• **Exercise instructions**
Please return the full listing below without altering anything.

[Rows from a figure dataset]
++++++++++++++++++++

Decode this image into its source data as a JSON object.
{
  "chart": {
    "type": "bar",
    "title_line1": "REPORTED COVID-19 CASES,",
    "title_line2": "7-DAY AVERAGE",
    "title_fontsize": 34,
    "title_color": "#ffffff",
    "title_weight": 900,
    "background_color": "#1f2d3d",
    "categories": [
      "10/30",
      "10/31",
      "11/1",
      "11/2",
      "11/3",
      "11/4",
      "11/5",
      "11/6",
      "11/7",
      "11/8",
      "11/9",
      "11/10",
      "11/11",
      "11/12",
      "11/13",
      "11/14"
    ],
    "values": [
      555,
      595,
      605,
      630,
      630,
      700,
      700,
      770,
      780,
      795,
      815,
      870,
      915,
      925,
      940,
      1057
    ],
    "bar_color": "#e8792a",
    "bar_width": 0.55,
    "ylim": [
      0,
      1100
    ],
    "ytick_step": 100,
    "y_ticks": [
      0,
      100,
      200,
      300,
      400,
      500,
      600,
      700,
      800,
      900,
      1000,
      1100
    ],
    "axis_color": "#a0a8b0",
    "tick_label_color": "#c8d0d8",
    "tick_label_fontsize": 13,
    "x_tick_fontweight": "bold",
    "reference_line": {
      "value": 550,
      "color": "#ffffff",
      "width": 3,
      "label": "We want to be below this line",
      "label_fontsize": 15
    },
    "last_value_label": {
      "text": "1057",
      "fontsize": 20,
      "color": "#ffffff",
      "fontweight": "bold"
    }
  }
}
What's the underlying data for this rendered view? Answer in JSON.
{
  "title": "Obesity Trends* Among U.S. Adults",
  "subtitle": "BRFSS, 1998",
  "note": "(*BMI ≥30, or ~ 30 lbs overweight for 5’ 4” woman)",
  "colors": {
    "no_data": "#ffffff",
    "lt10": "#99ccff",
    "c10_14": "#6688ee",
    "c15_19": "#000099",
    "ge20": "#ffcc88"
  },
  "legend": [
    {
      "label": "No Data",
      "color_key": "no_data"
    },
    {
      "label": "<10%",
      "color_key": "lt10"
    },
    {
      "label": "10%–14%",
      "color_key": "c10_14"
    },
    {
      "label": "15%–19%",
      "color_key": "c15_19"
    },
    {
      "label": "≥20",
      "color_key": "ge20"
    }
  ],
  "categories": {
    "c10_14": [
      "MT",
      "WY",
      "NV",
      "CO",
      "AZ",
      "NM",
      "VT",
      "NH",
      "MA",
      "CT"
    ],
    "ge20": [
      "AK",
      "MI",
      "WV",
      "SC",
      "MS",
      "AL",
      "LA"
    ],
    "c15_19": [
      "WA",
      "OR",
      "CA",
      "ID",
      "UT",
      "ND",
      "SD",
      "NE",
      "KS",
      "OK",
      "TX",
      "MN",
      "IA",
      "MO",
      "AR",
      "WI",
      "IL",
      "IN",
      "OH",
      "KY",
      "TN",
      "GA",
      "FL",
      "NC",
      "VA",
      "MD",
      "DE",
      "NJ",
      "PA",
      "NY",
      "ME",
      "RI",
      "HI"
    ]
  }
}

++++++++++++++++++++

• **Result for this exercise**
Decode this image into its source data as a JSON object.
{
  "chart": {
    "type": "bar",
    "title_line1": "REPORTED COVID-19 CASES,",
    "title_line2": "7-DAY AVERAGE",
    "title_fontsize": 34,
    "title_color": "#ffffff",
    "title_weight": 900,
    "background_color": "#1f2d3d",
    "categories": [
      "10/30",
      "10/31",
      "11/1",
      "11/2",
      "11/3",
      "11/4",
      "11/5",
      "11/6",
      "11/7",
      "11/8",
      "11/9",
      "11/10",
      "11/11",
      "11/12",
      "11/13",
      "11/14"
    ],
    "values": [
      555,
      595,
      605,
      630,
      630,
      700,
      700,
      770,
      780,
      795,
      815,
      870,
      915,
      925,
      940,
      1057
    ],
    "bar_color": "#e8792a",
    "bar_width": 0.55,
    "ylim": [
      0,
      1100
    ],
    "ytick_step": 100,
    "y_ticks": [
      0,
      100,
      200,
      300,
      400,
      500,
      600,
      700,
      800,
      900,
      1000,
      1100
    ],
    "axis_color": "#a0a8b0",
    "tick_label_color": "#c8d0d8",
    "tick_label_fontsize": 13,
    "x_tick_fontweight": "bold",
    "reference_line": {
      "value": 550,
      "color": "#ffffff",
      "width": 3,
      "label": "We want to be below this line",
      "label_fontsize": 15
    },
    "last_value_label": {
      "text": "1057",
      "fontsize": 20,
      "color": "#ffffff",
      "fontweight": "bold"
    }
  }
}
What's the underlying data for this rendered view? Answer in JSON.
{
  "title": "Obesity Trends* Among U.S. Adults",
  "subtitle": "BRFSS, 1998",
  "note": "(*BMI ≥30, or ~ 30 lbs overweight for 5’ 4” woman)",
  "colors": {
    "no_data": "#ffffff",
    "lt10": "#99ccff",
    "c10_14": "#6688ee",
    "c15_19": "#000099",
    "ge20": "#ffcc88"
  },
  "legend": [
    {
      "label": "No Data",
      "color_key": "no_data"
    },
    {
      "label": "<10%",
      "color_key": "lt10"
    },
    {
      "label": "10%–14%",
      "color_key": "c10_14"
    },
    {
      "label": "15%–19%",
      "color_key": "c15_19"
    },
    {
      "label": "≥20",
      "color_key": "ge20"
    }
  ],
  "categories": {
    "c10_14": [
      "MT",
      "WY",
      "NV",
      "CO",
      "AZ",
      "NM",
      "VT",
      "NH",
      "MA",
      "CT"
    ],
    "ge20": [
      "AK",
      "MI",
      "WV",
      "SC",
      "MS",
      "AL",
      "LA"
    ],
    "c15_19": [
      "WA",
      "OR",
      "CA",
      "ID",
      "UT",
      "ND",
      "SD",
      "NE",
      "KS",
      "OK",
      "TX",
      "MN",
      "IA",
      "MO",
      "AR",
      "WI",
      "IL",
      "IN",
      "OH",
      "KY",
      "TN",
      "GA",
      "FL",
      "NC",
      "VA",
      "MD",
      "DE",
      "NJ",
      "PA",
      "NY",
      "ME",
      "RI",
      "HI"
    ]
  }
}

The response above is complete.